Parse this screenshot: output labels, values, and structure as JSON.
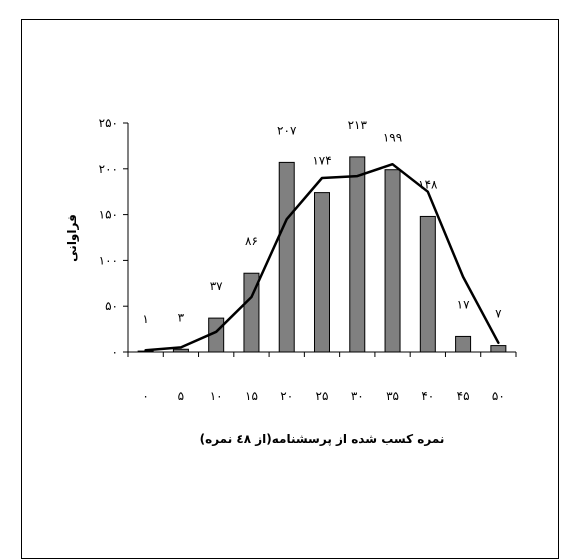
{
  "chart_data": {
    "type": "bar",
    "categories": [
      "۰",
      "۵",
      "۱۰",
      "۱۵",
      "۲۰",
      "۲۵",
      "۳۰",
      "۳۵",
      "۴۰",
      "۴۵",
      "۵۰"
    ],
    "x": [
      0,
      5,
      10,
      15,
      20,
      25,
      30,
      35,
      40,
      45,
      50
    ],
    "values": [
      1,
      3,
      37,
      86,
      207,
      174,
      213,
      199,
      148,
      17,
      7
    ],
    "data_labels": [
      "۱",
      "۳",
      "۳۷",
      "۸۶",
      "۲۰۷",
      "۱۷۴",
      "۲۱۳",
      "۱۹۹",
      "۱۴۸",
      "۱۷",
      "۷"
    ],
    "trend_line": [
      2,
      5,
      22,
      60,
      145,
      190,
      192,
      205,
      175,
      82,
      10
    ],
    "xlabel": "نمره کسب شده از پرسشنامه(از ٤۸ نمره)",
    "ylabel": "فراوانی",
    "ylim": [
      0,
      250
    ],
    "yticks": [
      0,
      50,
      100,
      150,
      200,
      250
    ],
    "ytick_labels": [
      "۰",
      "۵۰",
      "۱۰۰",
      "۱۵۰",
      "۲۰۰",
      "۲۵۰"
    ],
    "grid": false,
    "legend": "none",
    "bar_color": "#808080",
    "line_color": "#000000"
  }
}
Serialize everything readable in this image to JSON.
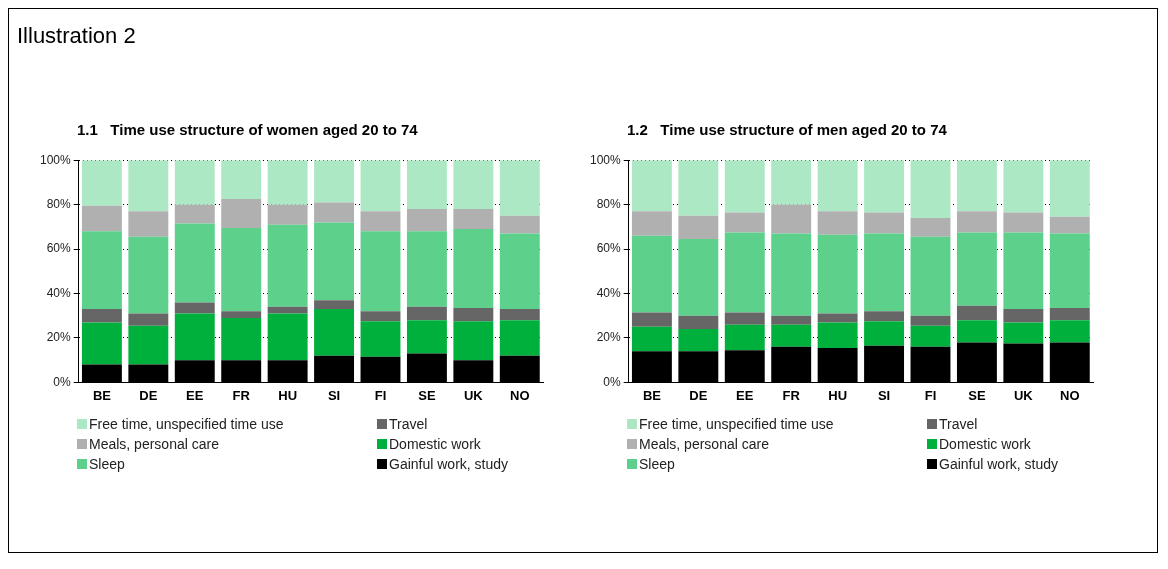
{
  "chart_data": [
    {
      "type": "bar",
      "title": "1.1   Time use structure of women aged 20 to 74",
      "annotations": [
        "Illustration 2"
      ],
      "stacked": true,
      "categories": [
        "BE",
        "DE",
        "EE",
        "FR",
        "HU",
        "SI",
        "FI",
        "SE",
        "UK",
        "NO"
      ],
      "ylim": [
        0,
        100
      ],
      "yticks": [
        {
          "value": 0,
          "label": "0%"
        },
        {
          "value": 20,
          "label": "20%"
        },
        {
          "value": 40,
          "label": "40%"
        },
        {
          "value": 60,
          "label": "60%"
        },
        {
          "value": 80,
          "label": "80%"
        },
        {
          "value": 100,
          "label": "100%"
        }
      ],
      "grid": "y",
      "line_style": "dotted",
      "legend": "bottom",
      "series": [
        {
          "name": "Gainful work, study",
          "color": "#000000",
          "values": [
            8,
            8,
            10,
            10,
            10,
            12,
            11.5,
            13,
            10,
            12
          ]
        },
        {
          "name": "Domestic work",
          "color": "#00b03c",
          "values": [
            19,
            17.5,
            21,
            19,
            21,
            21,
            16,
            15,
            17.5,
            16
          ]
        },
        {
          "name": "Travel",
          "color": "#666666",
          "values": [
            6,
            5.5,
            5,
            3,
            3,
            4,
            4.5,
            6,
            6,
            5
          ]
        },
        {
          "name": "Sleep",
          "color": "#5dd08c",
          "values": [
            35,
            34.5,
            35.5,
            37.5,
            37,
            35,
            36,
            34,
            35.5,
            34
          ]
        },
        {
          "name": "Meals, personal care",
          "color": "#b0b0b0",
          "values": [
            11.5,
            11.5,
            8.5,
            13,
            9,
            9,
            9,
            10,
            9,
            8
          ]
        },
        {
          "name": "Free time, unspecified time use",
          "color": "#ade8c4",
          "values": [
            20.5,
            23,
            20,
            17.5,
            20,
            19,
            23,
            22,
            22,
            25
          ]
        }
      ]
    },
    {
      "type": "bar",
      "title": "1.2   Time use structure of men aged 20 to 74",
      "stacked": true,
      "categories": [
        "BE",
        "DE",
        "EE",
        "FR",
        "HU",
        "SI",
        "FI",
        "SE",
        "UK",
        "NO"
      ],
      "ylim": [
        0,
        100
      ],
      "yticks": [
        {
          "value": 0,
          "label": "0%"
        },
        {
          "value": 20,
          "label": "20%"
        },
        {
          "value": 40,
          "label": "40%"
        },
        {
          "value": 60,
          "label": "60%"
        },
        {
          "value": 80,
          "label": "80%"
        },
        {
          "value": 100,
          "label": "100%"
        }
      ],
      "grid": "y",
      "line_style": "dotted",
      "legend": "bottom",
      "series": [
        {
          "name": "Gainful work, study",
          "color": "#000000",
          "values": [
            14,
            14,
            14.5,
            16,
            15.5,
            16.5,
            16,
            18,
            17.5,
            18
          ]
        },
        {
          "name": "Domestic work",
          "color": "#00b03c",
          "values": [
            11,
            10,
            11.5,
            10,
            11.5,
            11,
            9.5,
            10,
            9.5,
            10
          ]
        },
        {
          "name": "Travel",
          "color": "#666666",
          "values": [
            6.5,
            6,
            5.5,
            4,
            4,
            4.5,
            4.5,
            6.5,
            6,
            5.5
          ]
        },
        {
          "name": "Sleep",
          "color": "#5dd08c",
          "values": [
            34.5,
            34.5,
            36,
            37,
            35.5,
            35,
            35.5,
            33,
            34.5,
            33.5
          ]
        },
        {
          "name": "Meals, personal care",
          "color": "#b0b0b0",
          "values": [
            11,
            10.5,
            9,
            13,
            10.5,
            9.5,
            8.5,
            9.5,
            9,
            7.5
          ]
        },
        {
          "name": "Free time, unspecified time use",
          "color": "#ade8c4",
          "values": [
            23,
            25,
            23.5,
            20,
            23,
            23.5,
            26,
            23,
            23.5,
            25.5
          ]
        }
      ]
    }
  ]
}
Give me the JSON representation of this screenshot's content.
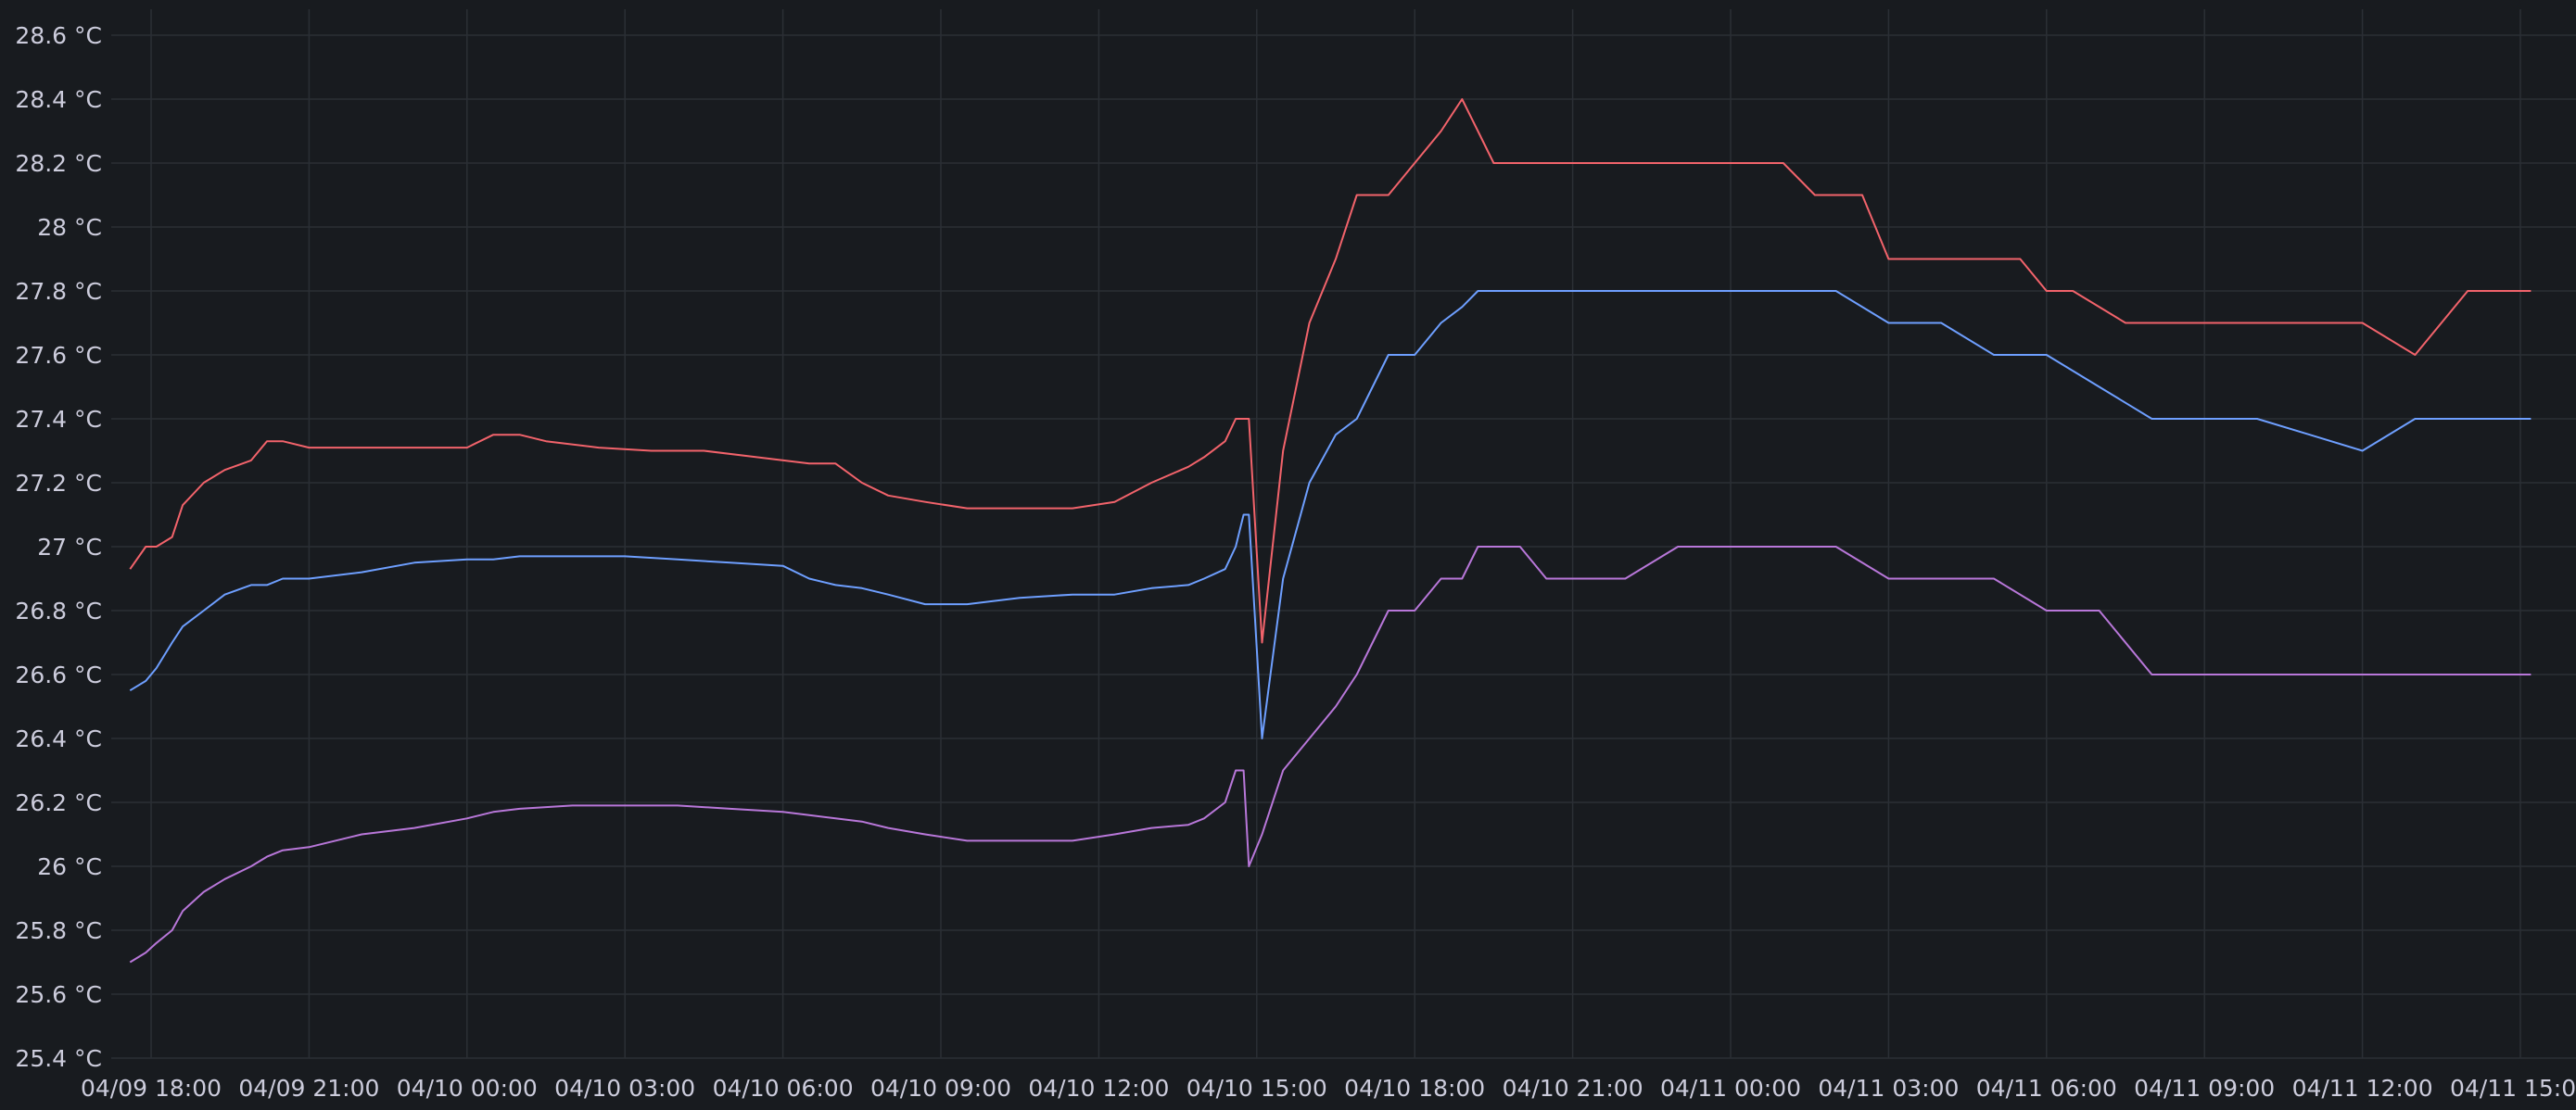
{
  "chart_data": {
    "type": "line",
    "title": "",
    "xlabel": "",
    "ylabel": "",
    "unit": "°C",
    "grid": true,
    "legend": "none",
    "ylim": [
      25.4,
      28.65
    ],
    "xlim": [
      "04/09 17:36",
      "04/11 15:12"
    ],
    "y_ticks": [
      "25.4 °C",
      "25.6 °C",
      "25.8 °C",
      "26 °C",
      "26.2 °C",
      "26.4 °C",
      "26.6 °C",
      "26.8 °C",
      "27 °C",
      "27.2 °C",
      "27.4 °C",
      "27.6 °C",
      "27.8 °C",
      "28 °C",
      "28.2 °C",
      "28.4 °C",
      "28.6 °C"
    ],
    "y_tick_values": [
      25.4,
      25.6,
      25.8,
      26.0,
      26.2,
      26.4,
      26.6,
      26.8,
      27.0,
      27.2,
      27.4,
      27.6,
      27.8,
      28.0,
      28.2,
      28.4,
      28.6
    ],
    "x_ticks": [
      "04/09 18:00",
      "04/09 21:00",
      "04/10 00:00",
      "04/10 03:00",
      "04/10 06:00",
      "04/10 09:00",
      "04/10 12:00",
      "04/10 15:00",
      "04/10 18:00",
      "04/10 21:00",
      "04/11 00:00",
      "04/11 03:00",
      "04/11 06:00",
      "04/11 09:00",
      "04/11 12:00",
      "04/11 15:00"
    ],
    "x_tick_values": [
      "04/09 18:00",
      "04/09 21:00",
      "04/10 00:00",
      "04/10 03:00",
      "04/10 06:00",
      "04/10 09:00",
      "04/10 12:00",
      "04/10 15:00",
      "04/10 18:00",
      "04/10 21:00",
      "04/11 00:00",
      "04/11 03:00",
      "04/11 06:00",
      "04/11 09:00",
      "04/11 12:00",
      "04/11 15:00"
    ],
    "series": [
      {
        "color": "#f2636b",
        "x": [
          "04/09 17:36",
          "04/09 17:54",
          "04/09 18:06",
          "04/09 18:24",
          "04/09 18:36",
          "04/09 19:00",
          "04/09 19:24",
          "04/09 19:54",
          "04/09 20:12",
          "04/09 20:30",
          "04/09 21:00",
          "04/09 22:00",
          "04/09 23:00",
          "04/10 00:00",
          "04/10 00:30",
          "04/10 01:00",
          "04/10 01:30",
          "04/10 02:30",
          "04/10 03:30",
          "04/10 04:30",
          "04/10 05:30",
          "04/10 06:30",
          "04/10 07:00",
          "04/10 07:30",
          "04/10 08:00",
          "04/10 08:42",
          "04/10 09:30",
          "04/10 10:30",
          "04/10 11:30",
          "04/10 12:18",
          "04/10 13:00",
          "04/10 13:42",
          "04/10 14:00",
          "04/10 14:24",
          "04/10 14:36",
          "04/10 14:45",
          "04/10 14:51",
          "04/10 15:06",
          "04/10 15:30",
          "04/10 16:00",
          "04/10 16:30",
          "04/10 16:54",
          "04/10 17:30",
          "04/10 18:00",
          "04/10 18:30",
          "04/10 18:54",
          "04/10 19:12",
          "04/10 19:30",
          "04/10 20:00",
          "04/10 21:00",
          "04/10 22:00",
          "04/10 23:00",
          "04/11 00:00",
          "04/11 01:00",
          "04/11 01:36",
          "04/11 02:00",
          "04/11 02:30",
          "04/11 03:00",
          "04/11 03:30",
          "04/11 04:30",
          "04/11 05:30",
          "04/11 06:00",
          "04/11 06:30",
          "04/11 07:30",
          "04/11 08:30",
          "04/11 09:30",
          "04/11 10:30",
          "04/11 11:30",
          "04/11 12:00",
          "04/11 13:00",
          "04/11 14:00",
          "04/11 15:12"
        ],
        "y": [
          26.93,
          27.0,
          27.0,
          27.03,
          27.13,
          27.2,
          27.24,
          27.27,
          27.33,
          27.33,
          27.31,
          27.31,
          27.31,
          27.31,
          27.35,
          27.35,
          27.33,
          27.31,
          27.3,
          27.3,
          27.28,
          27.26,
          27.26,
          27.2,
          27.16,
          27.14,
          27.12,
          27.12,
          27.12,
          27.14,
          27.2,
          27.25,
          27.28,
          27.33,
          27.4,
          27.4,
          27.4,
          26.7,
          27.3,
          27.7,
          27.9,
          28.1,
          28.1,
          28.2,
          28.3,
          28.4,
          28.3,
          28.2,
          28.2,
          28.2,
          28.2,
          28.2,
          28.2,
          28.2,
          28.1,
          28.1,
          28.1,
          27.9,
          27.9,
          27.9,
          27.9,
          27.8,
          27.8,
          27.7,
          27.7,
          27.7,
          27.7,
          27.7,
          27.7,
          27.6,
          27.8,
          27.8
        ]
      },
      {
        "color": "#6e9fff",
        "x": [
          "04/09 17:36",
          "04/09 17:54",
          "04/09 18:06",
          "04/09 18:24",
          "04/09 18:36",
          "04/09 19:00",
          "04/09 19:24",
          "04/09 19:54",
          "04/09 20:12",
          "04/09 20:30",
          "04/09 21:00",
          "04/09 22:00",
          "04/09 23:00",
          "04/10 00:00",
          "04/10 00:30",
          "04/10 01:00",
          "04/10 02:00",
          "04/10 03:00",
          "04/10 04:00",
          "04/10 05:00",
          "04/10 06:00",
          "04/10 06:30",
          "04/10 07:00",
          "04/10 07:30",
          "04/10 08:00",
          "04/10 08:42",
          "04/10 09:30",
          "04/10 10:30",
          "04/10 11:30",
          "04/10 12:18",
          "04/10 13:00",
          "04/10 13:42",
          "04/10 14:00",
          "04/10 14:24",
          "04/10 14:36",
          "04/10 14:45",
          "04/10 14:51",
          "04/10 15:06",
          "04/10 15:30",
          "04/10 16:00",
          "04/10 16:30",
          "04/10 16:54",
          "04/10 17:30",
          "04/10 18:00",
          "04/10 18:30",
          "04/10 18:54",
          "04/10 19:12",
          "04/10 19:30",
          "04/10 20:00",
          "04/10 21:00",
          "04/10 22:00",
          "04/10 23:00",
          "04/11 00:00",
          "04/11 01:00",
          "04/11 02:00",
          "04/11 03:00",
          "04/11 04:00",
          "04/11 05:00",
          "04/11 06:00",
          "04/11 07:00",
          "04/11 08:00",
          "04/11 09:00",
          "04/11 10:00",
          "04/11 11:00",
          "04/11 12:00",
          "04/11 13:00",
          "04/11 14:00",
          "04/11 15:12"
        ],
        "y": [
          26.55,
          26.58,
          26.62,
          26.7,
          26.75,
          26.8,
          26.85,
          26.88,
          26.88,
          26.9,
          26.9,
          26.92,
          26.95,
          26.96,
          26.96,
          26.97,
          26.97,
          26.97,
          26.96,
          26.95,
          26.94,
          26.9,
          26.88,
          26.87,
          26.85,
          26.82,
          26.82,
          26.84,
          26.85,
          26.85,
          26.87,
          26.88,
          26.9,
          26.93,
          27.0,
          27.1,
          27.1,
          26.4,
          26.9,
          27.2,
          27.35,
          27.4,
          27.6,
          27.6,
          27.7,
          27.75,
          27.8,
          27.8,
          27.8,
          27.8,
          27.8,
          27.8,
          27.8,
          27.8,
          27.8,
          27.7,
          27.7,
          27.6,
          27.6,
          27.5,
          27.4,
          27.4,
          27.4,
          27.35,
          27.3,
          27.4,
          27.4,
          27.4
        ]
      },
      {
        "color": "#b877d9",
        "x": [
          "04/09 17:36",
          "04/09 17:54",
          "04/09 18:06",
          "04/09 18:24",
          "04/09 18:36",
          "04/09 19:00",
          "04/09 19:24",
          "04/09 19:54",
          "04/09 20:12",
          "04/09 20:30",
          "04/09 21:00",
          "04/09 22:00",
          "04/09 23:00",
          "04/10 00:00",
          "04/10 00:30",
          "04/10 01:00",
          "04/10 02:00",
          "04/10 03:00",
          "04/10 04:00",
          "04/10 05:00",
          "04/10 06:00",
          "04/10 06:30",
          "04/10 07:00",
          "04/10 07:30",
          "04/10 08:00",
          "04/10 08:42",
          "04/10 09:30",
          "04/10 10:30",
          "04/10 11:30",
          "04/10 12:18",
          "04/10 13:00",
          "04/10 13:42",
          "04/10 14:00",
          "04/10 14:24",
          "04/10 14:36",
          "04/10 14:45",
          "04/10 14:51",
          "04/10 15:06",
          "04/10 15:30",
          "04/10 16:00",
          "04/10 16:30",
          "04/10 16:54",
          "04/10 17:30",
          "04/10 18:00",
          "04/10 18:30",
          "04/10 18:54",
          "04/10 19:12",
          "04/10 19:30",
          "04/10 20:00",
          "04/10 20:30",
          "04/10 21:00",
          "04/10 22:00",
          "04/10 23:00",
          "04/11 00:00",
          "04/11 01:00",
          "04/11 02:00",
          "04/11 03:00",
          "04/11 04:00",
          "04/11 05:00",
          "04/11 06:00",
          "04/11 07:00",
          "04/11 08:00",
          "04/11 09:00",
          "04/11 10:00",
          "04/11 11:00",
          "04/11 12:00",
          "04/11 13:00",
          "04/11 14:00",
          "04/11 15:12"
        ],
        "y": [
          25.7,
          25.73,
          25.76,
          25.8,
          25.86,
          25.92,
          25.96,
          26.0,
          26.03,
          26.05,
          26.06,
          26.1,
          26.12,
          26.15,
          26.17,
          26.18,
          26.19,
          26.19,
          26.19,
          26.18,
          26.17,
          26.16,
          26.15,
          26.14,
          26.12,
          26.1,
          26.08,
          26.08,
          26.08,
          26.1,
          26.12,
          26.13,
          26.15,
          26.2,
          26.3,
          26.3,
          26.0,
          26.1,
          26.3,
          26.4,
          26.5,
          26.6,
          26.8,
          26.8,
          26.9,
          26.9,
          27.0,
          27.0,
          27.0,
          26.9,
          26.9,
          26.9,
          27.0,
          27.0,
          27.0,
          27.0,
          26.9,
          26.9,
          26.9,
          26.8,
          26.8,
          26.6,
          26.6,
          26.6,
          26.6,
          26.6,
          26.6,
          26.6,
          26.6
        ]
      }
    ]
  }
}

•••

• _Stated task_:
Which lines hold the word "this"? Copy all of them.

• _Task solution_:
Parse this screenshot: output labels, values, and structure as JSON.
Serialize everything readable in this image to JSON.
Give me the JSON representation of this screenshot's content.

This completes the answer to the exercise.